• **Problem to work on**: Look through the data below. Collect every line where the word "Zamelski" occurs.

• **Data records**:

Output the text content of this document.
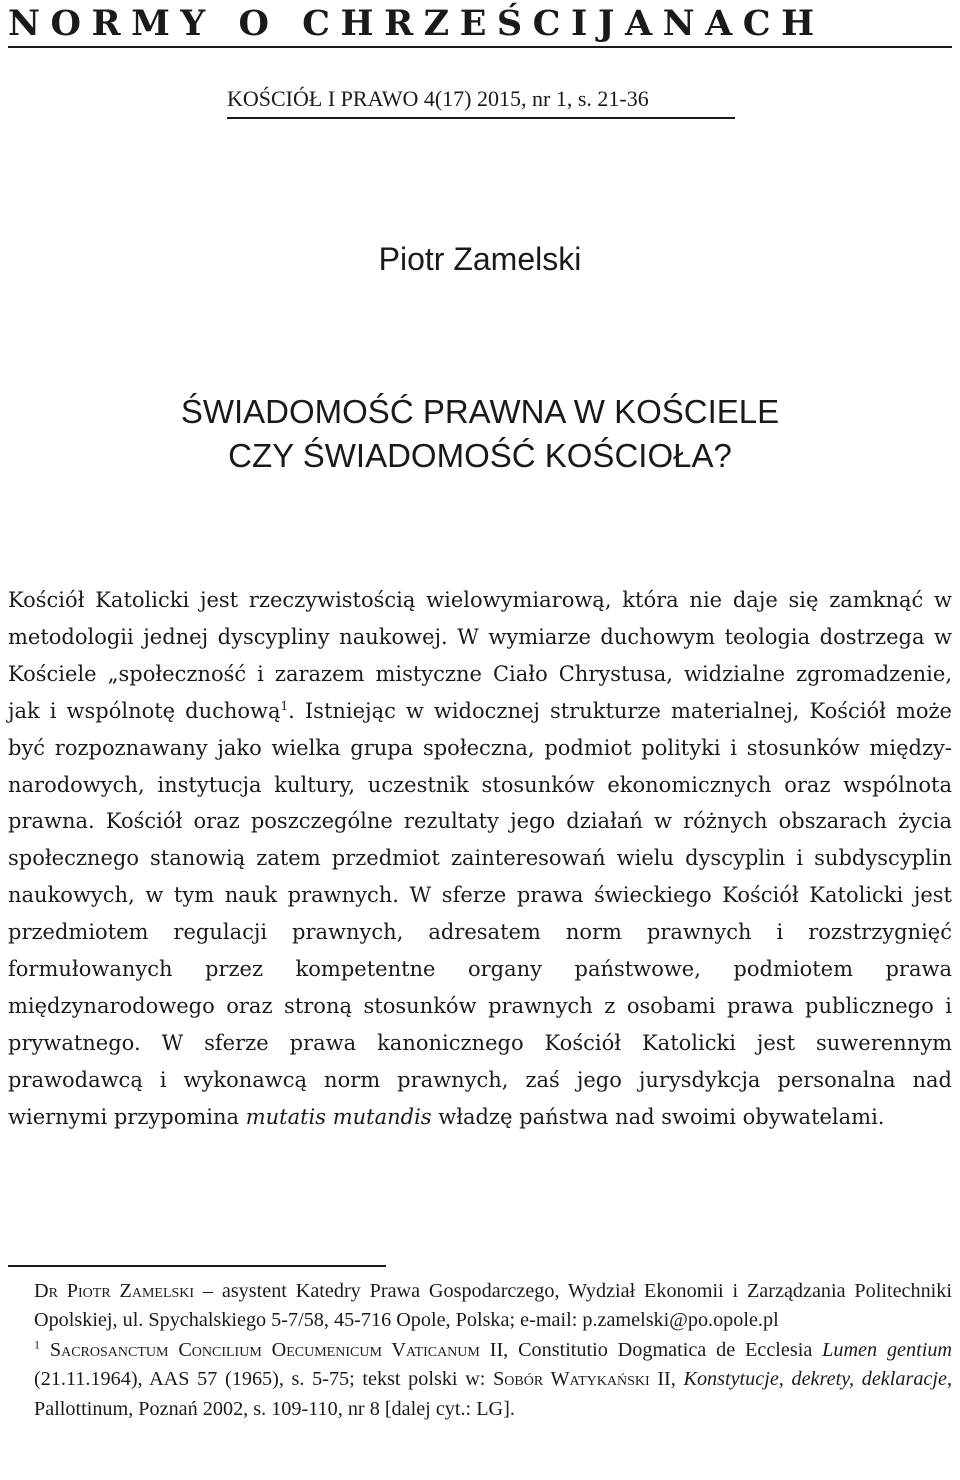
NORMY O CHRZEŚCIJANACH
KOŚCIÓŁ I PRAWO 4(17) 2015, nr 1, s. 21-36
Piotr Zamelski
ŚWIADOMOŚĆ PRAWNA W KOŚCIELE
CZY ŚWIADOMOŚĆ KOŚCIOŁA?

Kościół Katolicki jest rzeczywistością wielowymiarową, która nie daje się zamknąć w metodologii jednej dyscypliny naukowej. W wymiarze duchowym teologia dostrzega w Kościele „społeczność i zarazem mistyczne Ciało Chrystusa, widzialne zgromadzenie, jak i wspólnotę duchową$^1$. Istniejąc w widocznej strukturze materialnej, Kościół może być rozpoznawany jako wielka grupa społeczna, podmiot polityki i stosunków międzynarodowych, instytucja kultury, uczestnik stosunków ekonomicznych oraz wspólnota prawna. Kościół oraz poszczególne rezultaty jego działań w różnych obszarach życia społecznego stanowią zatem przedmiot zainteresowań wielu dyscyplin i subdyscyplin naukowych, w tym nauk prawnych. W sferze prawa świeckiego Kościół Katolicki jest przedmiotem regulacji prawnych, adresatem norm prawnych i rozstrzygnięć formułowanych przez kompetentne organy państwowe, podmiotem prawa międzynarodowego oraz stroną stosunków prawnych z osobami prawa publicznego i prywatnego. W sferze prawa kanonicznego Kościół Katolicki jest suwerennym prawodawcą i wykonawcą norm prawnych, zaś jego jurysdykcja personalna nad wiernymi przypomina mutatis mutandis władzę państwa nad swoimi obywatelami.

Dr Piotr Zamelski – asystent Katedry Prawa Gospodarczego, Wydział Ekonomii i Zarządzania Politechniki Opolskiej, ul. Spychalskiego 5-7/58, 45-716 Opole, Polska; e-mail: p.zamelski@po.opole.pl

$^1$ Sacrosanctum Concilium Oecumenicum Vaticanum II, Constitutio Dogmatica de Ecclesia Lumen gentium (21.11.1964), AAS 57 (1965), s. 5-75; tekst polski w: Sobór Watykański II, Konstytucje, dekrety, deklaracje, Pallottinum, Poznań 2002, s. 109-110, nr 8 [dalej cyt.: LG].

• **The answer**:
Piotr Zamelski
Dr Piotr Zamelski – asystent Katedry Prawa Gospodarczego, Wydział Ekonomii i Zarządzania Politechniki Opolskiej, ul. Spychalskiego 5-7/58, 45-716 Opole, Polska; e-mail: p.zamelski@po.opole.pl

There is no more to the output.